_DIRECTIONS_. The entries below must be restated word for word.

= Beginning of Section =

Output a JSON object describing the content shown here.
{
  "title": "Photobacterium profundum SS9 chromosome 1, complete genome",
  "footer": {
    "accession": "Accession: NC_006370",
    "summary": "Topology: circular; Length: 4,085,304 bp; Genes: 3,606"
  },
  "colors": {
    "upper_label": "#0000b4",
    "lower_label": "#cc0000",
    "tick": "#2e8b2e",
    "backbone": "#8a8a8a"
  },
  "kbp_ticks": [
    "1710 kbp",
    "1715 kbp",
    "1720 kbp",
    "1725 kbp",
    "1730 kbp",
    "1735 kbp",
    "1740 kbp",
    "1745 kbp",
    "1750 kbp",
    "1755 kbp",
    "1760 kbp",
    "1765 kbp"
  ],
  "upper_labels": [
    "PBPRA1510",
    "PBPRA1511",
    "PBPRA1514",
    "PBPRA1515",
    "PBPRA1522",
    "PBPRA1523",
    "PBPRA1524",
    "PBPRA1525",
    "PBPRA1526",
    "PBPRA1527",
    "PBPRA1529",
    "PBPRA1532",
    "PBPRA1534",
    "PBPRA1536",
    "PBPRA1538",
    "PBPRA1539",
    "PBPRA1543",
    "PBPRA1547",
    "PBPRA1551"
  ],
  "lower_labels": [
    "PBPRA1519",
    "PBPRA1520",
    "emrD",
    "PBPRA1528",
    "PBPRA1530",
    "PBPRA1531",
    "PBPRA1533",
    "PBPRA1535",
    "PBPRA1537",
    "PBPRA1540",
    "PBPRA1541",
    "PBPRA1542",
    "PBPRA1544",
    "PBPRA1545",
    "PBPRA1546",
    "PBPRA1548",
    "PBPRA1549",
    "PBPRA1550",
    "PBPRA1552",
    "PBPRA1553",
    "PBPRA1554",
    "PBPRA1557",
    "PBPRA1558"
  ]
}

= End of Section =

_ANSWER TO THE EXERCISE_.
Output a JSON object describing the content shown here.
{
  "title": "Photobacterium profundum SS9 chromosome 1, complete genome",
  "footer": {
    "accession": "Accession: NC_006370",
    "summary": "Topology: circular; Length: 4,085,304 bp; Genes: 3,606"
  },
  "colors": {
    "upper_label": "#0000b4",
    "lower_label": "#cc0000",
    "tick": "#2e8b2e",
    "backbone": "#8a8a8a"
  },
  "kbp_ticks": [
    "1710 kbp",
    "1715 kbp",
    "1720 kbp",
    "1725 kbp",
    "1730 kbp",
    "1735 kbp",
    "1740 kbp",
    "1745 kbp",
    "1750 kbp",
    "1755 kbp",
    "1760 kbp",
    "1765 kbp"
  ],
  "upper_labels": [
    "PBPRA1510",
    "PBPRA1511",
    "PBPRA1514",
    "PBPRA1515",
    "PBPRA1522",
    "PBPRA1523",
    "PBPRA1524",
    "PBPRA1525",
    "PBPRA1526",
    "PBPRA1527",
    "PBPRA1529",
    "PBPRA1532",
    "PBPRA1534",
    "PBPRA1536",
    "PBPRA1538",
    "PBPRA1539",
    "PBPRA1543",
    "PBPRA1547",
    "PBPRA1551"
  ],
  "lower_labels": [
    "PBPRA1519",
    "PBPRA1520",
    "emrD",
    "PBPRA1528",
    "PBPRA1530",
    "PBPRA1531",
    "PBPRA1533",
    "PBPRA1535",
    "PBPRA1537",
    "PBPRA1540",
    "PBPRA1541",
    "PBPRA1542",
    "PBPRA1544",
    "PBPRA1545",
    "PBPRA1546",
    "PBPRA1548",
    "PBPRA1549",
    "PBPRA1550",
    "PBPRA1552",
    "PBPRA1553",
    "PBPRA1554",
    "PBPRA1557",
    "PBPRA1558"
  ]
}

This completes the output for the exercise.